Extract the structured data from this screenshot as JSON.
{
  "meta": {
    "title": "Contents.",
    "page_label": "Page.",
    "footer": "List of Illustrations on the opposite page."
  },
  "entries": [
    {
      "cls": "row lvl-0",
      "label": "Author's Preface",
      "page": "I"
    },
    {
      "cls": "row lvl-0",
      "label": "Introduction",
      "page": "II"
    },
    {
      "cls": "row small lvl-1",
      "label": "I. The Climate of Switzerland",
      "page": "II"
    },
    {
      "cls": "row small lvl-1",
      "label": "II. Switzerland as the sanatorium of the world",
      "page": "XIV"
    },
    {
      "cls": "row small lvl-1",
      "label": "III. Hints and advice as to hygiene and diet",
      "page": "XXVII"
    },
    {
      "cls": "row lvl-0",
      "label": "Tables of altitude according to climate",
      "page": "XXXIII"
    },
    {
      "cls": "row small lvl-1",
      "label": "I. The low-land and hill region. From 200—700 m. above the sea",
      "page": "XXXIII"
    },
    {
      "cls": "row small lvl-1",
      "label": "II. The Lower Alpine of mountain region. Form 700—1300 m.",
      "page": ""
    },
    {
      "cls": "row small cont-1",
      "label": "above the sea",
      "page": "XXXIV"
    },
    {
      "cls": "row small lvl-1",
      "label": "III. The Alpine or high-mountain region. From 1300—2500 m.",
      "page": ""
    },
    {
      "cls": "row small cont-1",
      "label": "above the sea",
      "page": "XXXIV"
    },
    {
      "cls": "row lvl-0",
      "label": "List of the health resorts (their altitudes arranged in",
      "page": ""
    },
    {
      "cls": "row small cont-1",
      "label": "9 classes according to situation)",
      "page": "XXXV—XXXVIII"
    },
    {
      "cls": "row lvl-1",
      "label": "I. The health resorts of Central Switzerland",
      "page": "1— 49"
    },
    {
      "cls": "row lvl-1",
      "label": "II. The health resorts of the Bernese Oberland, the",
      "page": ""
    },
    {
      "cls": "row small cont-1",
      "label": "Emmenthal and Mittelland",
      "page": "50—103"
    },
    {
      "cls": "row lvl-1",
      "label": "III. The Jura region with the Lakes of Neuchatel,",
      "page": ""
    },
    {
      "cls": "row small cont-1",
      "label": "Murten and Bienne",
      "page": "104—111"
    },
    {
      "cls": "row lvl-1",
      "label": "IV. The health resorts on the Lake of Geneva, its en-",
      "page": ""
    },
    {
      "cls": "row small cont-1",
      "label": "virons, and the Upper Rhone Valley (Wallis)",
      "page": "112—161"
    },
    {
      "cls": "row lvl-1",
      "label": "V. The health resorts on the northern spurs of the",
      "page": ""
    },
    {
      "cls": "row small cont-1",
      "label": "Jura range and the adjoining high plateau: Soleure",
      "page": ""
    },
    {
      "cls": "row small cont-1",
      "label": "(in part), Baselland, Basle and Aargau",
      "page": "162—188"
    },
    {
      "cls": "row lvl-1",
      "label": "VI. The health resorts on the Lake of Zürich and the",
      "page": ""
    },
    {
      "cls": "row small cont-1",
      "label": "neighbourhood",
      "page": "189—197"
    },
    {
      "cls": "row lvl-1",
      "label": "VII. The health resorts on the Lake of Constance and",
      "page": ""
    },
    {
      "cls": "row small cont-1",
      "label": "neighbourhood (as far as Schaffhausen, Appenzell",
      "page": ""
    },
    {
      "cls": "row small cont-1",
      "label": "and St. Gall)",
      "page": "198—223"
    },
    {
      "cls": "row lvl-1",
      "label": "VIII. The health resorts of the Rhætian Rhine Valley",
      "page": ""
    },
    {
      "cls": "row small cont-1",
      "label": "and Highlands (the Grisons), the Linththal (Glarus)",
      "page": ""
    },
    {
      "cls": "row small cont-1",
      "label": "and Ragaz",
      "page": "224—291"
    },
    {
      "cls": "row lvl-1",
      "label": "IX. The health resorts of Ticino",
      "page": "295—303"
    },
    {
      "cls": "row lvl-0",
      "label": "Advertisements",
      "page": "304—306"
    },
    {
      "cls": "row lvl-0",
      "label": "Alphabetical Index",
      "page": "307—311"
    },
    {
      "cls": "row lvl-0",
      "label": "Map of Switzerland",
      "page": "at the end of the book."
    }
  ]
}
□ □ □ □ □
> Prompt: Your task is to transcribe the material exactly.

> Result for this task:
Extract the structured data from this screenshot as JSON.
{
  "meta": {
    "title": "Contents.",
    "page_label": "Page.",
    "footer": "List of Illustrations on the opposite page."
  },
  "entries": [
    {
      "cls": "row lvl-0",
      "label": "Author's Preface",
      "page": "I"
    },
    {
      "cls": "row lvl-0",
      "label": "Introduction",
      "page": "II"
    },
    {
      "cls": "row small lvl-1",
      "label": "I. The Climate of Switzerland",
      "page": "II"
    },
    {
      "cls": "row small lvl-1",
      "label": "II. Switzerland as the sanatorium of the world",
      "page": "XIV"
    },
    {
      "cls": "row small lvl-1",
      "label": "III. Hints and advice as to hygiene and diet",
      "page": "XXVII"
    },
    {
      "cls": "row lvl-0",
      "label": "Tables of altitude according to climate",
      "page": "XXXIII"
    },
    {
      "cls": "row small lvl-1",
      "label": "I. The low-land and hill region. From 200—700 m. above the sea",
      "page": "XXXIII"
    },
    {
      "cls": "row small lvl-1",
      "label": "II. The Lower Alpine of mountain region. Form 700—1300 m.",
      "page": ""
    },
    {
      "cls": "row small cont-1",
      "label": "above the sea",
      "page": "XXXIV"
    },
    {
      "cls": "row small lvl-1",
      "label": "III. The Alpine or high-mountain region. From 1300—2500 m.",
      "page": ""
    },
    {
      "cls": "row small cont-1",
      "label": "above the sea",
      "page": "XXXIV"
    },
    {
      "cls": "row lvl-0",
      "label": "List of the health resorts (their altitudes arranged in",
      "page": ""
    },
    {
      "cls": "row small cont-1",
      "label": "9 classes according to situation)",
      "page": "XXXV—XXXVIII"
    },
    {
      "cls": "row lvl-1",
      "label": "I. The health resorts of Central Switzerland",
      "page": "1— 49"
    },
    {
      "cls": "row lvl-1",
      "label": "II. The health resorts of the Bernese Oberland, the",
      "page": ""
    },
    {
      "cls": "row small cont-1",
      "label": "Emmenthal and Mittelland",
      "page": "50—103"
    },
    {
      "cls": "row lvl-1",
      "label": "III. The Jura region with the Lakes of Neuchatel,",
      "page": ""
    },
    {
      "cls": "row small cont-1",
      "label": "Murten and Bienne",
      "page": "104—111"
    },
    {
      "cls": "row lvl-1",
      "label": "IV. The health resorts on the Lake of Geneva, its en-",
      "page": ""
    },
    {
      "cls": "row small cont-1",
      "label": "virons, and the Upper Rhone Valley (Wallis)",
      "page": "112—161"
    },
    {
      "cls": "row lvl-1",
      "label": "V. The health resorts on the northern spurs of the",
      "page": ""
    },
    {
      "cls": "row small cont-1",
      "label": "Jura range and the adjoining high plateau: Soleure",
      "page": ""
    },
    {
      "cls": "row small cont-1",
      "label": "(in part), Baselland, Basle and Aargau",
      "page": "162—188"
    },
    {
      "cls": "row lvl-1",
      "label": "VI. The health resorts on the Lake of Zürich and the",
      "page": ""
    },
    {
      "cls": "row small cont-1",
      "label": "neighbourhood",
      "page": "189—197"
    },
    {
      "cls": "row lvl-1",
      "label": "VII. The health resorts on the Lake of Constance and",
      "page": ""
    },
    {
      "cls": "row small cont-1",
      "label": "neighbourhood (as far as Schaffhausen, Appenzell",
      "page": ""
    },
    {
      "cls": "row small cont-1",
      "label": "and St. Gall)",
      "page": "198—223"
    },
    {
      "cls": "row lvl-1",
      "label": "VIII. The health resorts of the Rhætian Rhine Valley",
      "page": ""
    },
    {
      "cls": "row small cont-1",
      "label": "and Highlands (the Grisons), the Linththal (Glarus)",
      "page": ""
    },
    {
      "cls": "row small cont-1",
      "label": "and Ragaz",
      "page": "224—291"
    },
    {
      "cls": "row lvl-1",
      "label": "IX. The health resorts of Ticino",
      "page": "295—303"
    },
    {
      "cls": "row lvl-0",
      "label": "Advertisements",
      "page": "304—306"
    },
    {
      "cls": "row lvl-0",
      "label": "Alphabetical Index",
      "page": "307—311"
    },
    {
      "cls": "row lvl-0",
      "label": "Map of Switzerland",
      "page": "at the end of the book."
    }
  ]
}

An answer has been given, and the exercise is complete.